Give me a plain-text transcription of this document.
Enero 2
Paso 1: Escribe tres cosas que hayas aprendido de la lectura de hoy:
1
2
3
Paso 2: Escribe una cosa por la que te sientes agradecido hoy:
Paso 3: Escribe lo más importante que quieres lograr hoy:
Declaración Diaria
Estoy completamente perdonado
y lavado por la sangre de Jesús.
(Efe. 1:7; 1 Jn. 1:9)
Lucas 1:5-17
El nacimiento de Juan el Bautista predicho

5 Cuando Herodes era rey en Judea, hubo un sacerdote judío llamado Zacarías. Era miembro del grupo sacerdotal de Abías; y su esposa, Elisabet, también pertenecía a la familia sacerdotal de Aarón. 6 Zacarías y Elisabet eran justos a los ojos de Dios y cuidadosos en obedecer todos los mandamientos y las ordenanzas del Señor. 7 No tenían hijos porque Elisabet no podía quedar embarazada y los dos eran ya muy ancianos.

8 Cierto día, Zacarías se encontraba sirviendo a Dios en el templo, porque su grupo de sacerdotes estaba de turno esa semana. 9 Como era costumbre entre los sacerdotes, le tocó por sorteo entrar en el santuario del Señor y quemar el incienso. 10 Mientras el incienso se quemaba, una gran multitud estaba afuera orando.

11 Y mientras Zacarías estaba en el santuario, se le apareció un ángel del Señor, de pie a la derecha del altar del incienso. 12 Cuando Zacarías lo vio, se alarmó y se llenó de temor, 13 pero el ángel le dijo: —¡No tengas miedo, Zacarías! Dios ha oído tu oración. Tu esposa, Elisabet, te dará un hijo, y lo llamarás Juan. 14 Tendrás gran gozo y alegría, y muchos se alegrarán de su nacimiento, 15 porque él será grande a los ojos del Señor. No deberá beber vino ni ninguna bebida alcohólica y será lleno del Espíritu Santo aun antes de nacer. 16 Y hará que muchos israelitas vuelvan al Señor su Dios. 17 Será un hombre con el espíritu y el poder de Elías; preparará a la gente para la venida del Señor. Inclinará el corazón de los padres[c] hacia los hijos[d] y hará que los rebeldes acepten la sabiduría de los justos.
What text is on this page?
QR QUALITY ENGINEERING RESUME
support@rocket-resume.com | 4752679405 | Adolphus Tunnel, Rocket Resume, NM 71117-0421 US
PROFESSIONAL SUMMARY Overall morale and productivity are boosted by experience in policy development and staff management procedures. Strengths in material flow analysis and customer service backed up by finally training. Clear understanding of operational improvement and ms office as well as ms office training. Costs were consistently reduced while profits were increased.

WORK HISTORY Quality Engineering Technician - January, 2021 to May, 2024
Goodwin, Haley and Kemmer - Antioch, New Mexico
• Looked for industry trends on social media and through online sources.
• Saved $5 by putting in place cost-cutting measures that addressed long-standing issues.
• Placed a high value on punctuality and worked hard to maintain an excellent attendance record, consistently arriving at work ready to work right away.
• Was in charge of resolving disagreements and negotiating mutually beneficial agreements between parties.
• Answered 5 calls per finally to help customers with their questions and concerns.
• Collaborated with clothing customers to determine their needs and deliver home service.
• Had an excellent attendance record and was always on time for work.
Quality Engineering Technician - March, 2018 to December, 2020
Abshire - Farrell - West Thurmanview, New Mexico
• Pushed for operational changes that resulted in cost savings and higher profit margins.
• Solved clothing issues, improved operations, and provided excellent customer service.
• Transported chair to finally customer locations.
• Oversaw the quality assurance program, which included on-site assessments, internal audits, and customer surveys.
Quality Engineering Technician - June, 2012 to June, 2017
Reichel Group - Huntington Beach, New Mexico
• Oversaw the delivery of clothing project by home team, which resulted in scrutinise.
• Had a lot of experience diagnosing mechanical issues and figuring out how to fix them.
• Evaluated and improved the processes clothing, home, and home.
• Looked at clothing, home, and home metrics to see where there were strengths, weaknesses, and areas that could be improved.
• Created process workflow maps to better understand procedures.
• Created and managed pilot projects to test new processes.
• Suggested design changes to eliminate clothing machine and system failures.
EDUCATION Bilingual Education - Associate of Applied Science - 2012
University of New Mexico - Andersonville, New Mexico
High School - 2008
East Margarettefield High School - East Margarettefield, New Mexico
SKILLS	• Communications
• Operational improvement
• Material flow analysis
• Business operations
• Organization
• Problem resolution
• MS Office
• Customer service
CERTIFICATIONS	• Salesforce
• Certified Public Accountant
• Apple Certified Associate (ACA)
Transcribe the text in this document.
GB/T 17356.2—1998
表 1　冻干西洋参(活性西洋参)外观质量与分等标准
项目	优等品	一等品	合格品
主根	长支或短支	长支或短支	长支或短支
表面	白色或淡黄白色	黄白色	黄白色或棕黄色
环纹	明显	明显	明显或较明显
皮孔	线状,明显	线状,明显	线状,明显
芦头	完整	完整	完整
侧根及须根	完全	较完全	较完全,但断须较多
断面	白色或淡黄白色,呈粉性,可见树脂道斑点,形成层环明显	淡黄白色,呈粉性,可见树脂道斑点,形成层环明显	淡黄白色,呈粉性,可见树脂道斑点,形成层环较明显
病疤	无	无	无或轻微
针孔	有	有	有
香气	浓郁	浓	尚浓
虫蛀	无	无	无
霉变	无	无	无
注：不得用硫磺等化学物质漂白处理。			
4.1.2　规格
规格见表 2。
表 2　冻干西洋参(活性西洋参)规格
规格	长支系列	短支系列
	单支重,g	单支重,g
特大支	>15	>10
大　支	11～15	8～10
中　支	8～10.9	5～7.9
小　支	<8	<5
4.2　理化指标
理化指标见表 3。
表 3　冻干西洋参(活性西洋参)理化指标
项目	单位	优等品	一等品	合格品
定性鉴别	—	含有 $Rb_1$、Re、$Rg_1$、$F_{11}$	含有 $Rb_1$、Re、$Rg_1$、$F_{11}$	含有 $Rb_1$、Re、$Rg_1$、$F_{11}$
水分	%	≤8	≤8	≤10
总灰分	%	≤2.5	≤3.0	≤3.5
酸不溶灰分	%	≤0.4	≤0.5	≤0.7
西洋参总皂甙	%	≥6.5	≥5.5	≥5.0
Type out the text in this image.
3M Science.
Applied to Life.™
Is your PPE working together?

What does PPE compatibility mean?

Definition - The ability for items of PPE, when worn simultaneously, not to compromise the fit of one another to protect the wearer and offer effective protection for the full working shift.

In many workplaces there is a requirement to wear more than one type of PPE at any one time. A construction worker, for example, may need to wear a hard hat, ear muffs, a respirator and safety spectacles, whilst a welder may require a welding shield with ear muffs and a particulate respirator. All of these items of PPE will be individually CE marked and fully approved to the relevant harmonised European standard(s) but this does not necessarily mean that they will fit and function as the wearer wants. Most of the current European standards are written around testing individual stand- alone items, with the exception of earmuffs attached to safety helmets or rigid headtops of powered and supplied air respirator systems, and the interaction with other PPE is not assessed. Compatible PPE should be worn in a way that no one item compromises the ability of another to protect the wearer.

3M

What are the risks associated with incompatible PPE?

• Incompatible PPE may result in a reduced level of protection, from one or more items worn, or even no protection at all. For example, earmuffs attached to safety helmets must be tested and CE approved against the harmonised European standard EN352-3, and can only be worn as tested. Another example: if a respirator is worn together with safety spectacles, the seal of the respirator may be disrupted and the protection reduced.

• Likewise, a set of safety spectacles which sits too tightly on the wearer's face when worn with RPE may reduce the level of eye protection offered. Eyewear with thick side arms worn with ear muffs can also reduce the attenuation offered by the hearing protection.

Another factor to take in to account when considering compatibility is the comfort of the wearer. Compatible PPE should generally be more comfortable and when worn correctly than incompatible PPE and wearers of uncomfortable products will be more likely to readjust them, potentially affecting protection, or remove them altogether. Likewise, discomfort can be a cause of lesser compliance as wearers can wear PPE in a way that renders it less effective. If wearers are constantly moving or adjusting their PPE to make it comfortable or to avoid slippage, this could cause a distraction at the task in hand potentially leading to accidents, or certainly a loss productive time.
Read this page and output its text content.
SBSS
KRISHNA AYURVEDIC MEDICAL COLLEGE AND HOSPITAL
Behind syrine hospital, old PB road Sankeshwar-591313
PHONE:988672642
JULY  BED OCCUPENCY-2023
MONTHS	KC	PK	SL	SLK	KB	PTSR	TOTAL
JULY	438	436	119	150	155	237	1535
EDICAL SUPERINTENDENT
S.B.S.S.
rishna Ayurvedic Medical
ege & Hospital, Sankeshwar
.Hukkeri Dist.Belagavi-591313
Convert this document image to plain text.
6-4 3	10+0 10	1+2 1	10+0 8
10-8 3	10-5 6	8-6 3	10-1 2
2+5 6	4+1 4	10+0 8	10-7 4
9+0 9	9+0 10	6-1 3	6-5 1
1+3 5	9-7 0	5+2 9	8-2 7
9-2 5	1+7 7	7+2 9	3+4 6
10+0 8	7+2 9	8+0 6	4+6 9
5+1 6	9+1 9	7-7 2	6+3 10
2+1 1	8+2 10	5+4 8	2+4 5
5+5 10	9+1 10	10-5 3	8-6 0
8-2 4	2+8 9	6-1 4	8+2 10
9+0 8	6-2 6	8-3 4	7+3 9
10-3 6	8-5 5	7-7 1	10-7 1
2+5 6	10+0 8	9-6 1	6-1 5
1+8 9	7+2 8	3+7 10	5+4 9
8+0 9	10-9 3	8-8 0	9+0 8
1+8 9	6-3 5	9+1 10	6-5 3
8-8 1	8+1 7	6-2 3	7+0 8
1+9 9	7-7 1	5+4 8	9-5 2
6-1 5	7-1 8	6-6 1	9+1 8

****************************************

• **Stated task**: Search the preceding listing for the word "What" and pull out every line that holds it.

• **Reply**:
What text is on this page?
What does PPE compatibility mean?
What are the risks associated with incompatible PPE?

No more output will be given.